Input data:
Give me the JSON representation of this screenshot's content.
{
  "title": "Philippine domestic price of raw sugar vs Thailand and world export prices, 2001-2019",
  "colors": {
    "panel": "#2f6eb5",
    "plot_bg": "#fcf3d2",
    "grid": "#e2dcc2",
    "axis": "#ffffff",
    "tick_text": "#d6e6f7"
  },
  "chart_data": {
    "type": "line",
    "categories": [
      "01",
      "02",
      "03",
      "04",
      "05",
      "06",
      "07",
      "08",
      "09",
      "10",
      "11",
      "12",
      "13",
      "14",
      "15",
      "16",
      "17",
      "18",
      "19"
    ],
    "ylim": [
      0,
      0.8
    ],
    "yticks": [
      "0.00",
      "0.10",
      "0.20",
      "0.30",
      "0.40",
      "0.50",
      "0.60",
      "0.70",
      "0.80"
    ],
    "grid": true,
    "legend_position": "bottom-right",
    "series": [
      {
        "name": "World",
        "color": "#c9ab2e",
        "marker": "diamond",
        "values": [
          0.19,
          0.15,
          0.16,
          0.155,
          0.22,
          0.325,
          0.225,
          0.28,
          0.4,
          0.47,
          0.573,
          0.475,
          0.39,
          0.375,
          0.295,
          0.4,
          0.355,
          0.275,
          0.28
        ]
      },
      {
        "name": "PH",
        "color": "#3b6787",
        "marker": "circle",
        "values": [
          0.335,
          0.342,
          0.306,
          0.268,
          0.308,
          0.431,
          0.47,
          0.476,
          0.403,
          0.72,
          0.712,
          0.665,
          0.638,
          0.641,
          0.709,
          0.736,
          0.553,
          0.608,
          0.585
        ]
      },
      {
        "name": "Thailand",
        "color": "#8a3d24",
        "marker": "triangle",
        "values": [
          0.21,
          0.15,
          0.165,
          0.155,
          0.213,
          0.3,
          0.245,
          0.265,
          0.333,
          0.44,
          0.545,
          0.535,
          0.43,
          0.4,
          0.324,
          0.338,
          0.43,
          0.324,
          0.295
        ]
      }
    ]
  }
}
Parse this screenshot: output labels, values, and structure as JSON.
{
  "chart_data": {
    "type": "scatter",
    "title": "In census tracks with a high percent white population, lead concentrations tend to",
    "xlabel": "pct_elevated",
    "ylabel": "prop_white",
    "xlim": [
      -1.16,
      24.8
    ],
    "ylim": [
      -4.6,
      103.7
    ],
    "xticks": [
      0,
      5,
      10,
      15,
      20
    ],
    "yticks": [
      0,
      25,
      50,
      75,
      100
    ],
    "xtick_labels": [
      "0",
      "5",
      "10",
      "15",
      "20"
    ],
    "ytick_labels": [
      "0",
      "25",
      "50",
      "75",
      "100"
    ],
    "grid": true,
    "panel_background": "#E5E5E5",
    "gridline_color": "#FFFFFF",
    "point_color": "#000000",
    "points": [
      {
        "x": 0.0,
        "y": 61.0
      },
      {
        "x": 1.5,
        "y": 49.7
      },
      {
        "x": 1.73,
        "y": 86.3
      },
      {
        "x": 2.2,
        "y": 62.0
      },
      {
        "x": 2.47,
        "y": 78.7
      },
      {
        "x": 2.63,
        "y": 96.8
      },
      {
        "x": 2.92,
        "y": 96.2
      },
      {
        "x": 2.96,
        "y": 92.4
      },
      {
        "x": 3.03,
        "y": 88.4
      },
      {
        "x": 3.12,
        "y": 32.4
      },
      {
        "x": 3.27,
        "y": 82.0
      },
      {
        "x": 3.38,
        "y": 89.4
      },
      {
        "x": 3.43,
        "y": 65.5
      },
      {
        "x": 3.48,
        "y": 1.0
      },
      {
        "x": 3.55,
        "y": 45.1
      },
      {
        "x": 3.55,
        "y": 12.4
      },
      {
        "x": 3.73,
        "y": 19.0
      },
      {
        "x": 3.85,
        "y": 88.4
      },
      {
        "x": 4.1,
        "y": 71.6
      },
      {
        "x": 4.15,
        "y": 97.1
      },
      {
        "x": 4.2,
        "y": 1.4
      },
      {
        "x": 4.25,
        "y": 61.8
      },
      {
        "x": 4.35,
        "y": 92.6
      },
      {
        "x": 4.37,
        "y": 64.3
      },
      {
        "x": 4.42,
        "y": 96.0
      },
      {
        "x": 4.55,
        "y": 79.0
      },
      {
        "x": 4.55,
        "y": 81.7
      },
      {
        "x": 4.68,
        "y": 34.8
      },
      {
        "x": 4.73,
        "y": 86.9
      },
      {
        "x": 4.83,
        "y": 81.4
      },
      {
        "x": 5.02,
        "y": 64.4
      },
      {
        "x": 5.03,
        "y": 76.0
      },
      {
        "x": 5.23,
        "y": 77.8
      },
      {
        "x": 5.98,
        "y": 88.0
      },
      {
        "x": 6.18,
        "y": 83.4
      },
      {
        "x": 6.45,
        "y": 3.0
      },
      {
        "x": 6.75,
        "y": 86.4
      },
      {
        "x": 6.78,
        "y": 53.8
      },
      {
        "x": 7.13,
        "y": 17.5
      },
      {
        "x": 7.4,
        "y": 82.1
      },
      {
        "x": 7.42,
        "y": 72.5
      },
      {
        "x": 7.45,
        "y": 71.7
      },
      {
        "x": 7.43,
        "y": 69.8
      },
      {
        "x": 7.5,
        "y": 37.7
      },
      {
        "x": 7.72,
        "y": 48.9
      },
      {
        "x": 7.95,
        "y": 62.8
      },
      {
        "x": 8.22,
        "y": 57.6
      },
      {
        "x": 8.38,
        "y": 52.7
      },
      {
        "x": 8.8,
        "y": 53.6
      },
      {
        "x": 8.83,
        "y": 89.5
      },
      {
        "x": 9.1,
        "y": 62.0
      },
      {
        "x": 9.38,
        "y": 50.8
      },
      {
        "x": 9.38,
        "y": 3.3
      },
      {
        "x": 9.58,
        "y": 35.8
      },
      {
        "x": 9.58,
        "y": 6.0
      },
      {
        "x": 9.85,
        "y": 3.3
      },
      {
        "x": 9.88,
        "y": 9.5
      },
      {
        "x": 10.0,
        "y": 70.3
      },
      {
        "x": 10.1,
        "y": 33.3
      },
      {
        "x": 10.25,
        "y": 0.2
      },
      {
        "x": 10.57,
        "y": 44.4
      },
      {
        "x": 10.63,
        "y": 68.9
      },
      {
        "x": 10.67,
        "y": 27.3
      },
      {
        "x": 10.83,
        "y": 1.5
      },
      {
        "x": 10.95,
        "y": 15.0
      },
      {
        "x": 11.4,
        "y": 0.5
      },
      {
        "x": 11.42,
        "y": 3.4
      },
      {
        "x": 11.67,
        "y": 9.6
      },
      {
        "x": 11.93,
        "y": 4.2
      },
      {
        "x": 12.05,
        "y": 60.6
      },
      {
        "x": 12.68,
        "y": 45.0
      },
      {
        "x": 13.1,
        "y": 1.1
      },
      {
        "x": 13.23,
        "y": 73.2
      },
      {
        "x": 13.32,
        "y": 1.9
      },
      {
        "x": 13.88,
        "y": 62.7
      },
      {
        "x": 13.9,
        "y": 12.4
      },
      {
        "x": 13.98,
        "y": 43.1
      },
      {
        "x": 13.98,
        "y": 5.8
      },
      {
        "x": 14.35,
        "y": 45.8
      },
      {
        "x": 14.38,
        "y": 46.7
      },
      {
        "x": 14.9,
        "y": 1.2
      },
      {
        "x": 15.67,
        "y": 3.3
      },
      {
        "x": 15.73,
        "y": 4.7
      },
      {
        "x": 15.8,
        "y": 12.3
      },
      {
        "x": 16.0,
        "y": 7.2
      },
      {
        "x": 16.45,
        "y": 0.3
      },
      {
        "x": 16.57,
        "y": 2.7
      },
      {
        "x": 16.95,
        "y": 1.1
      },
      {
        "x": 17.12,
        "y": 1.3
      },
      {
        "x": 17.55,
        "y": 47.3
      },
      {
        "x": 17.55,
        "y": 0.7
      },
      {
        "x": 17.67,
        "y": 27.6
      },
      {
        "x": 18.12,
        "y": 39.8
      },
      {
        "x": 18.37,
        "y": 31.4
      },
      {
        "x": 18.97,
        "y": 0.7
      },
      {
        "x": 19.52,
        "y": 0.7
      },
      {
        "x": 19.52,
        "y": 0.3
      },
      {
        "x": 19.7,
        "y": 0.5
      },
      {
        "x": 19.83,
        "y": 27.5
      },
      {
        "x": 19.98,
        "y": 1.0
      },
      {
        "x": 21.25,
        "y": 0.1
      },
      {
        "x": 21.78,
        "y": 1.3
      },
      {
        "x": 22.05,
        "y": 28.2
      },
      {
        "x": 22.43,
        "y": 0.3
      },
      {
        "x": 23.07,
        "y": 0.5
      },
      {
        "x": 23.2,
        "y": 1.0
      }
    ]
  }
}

Work instructions: Copy every line that includes the string "marker" from the material above.

Written response:
        "marker": "diamond",
        "marker": "circle",
        "marker": "triangle",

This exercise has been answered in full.